• **The request**
Find the lines below that contain the string "likes". Copy each one.

• **Provided data**
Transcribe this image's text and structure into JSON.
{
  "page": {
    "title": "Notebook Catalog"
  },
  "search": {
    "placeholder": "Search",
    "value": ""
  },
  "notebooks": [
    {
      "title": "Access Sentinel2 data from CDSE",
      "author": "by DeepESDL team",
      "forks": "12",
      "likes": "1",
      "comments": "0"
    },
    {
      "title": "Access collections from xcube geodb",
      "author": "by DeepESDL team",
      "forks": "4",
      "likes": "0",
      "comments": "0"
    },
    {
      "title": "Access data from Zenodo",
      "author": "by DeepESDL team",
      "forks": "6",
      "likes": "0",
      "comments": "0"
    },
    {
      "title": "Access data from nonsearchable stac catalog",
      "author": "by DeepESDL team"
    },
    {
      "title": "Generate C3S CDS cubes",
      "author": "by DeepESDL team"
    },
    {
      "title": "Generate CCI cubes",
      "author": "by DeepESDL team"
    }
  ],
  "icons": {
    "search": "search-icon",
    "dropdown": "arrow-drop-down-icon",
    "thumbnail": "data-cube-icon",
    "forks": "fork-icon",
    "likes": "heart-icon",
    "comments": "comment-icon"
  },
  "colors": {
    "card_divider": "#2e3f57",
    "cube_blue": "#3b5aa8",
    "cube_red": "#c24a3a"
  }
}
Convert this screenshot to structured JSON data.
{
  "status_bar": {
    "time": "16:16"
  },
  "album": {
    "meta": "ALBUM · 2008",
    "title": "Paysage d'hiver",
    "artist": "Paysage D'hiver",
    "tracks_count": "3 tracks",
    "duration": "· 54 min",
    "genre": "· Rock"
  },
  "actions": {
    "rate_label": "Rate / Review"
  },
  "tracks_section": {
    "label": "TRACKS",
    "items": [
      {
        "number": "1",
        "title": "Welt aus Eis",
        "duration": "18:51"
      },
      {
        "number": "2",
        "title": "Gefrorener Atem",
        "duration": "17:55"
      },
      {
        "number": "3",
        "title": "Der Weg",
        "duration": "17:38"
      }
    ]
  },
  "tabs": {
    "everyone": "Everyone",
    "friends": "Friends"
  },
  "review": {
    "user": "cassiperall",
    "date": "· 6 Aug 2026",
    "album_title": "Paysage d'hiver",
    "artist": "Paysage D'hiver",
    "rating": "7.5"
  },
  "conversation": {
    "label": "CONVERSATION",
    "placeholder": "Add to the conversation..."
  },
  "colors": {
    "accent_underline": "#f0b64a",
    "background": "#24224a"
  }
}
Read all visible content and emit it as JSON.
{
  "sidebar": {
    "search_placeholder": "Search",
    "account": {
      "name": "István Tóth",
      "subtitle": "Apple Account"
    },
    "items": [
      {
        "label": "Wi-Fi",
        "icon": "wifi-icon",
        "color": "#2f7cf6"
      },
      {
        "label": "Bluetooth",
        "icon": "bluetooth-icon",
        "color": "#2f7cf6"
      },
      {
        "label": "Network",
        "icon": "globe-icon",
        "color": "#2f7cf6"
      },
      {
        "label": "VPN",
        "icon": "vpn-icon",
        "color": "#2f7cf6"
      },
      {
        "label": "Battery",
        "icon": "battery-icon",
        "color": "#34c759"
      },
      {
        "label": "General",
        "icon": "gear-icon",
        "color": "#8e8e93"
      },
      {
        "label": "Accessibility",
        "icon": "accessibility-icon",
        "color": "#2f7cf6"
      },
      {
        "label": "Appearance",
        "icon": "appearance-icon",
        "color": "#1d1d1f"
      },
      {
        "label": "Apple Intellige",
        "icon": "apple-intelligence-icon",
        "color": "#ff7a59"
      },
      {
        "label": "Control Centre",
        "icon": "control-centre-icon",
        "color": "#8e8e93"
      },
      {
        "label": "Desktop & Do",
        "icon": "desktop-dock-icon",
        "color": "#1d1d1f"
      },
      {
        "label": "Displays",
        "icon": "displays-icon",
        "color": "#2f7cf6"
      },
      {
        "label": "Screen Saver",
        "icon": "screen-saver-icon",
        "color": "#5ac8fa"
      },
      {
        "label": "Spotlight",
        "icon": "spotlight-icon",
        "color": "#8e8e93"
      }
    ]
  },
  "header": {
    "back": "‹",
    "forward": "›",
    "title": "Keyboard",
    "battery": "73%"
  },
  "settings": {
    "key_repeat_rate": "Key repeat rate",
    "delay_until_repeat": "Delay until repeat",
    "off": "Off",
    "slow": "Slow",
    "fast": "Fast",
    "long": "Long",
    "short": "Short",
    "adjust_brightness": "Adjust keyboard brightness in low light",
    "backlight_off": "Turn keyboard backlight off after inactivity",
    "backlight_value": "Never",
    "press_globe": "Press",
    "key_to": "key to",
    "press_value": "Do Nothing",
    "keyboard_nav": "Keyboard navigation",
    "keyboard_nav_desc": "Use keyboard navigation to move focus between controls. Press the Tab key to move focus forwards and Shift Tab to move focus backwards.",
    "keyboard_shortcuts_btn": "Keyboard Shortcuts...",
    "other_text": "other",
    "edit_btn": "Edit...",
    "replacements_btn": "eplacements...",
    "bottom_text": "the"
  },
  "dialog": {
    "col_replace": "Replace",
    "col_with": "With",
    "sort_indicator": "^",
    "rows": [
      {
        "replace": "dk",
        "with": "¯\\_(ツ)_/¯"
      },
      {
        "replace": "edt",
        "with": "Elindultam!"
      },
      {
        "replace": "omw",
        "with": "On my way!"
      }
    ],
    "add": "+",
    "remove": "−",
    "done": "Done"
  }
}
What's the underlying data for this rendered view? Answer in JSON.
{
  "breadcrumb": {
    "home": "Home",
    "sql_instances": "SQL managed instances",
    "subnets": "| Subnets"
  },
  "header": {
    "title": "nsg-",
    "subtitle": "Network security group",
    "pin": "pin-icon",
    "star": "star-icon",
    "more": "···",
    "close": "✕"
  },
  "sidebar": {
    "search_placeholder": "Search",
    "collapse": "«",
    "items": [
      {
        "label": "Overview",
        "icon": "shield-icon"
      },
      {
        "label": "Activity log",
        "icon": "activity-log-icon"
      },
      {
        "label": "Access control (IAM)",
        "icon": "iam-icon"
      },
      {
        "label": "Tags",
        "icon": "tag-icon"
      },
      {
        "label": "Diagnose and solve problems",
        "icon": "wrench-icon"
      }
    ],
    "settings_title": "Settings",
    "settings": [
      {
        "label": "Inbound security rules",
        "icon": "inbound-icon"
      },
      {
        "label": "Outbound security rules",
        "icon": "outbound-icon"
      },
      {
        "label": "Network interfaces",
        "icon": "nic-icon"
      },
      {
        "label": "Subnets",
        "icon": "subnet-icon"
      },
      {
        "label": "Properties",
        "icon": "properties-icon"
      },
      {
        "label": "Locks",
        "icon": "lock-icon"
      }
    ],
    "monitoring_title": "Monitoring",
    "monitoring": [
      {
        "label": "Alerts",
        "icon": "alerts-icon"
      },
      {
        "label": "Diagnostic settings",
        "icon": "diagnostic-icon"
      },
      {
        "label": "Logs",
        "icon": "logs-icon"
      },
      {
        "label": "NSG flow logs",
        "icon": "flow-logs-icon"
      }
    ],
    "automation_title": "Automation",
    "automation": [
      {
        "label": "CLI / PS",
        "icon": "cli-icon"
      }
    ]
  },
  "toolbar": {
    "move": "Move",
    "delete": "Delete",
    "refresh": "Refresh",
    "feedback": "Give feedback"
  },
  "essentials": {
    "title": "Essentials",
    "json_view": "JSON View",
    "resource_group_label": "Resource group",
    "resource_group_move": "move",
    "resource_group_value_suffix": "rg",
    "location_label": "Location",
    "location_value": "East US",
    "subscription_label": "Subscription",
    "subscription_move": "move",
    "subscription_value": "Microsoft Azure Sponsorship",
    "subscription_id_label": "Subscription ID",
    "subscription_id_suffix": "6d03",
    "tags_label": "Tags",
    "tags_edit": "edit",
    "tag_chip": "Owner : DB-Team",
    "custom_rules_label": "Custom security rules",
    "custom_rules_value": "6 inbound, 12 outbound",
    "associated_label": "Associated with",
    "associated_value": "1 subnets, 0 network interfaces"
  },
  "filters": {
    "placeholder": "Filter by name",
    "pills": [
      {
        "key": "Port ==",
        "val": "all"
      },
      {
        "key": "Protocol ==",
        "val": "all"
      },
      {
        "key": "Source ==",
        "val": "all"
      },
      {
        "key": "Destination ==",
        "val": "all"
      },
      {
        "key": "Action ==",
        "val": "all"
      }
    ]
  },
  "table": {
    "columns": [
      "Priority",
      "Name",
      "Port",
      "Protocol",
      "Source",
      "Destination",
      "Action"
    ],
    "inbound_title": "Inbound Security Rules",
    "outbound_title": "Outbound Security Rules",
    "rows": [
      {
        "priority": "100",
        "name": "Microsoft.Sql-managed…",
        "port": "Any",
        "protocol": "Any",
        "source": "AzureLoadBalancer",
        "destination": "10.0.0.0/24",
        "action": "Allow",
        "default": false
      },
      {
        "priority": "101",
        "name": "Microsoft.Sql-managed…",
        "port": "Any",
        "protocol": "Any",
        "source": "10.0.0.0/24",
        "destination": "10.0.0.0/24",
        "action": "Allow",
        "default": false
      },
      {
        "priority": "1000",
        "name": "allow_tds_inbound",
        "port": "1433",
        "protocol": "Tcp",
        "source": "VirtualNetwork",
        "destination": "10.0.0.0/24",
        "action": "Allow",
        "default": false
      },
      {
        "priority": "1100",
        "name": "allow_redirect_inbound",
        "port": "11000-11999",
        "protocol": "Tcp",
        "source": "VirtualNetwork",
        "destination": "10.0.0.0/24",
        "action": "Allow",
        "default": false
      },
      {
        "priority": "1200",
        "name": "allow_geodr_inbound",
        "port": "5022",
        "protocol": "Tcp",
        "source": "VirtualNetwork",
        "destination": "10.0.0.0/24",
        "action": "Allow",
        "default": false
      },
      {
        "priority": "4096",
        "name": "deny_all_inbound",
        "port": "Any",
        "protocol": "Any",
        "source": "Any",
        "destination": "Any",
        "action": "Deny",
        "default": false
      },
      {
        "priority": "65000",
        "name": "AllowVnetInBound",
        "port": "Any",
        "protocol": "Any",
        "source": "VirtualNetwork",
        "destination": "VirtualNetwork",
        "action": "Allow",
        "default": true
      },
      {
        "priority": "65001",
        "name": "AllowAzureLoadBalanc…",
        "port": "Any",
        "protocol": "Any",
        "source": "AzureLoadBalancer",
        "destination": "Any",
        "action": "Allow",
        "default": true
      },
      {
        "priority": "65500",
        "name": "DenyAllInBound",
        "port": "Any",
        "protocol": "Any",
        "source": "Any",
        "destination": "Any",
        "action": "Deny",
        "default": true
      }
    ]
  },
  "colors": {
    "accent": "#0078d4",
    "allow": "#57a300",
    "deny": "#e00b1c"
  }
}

• **Exercise solution**
      "likes": "1",
      "likes": "0",
      "likes": "0",
    "likes": "heart-icon",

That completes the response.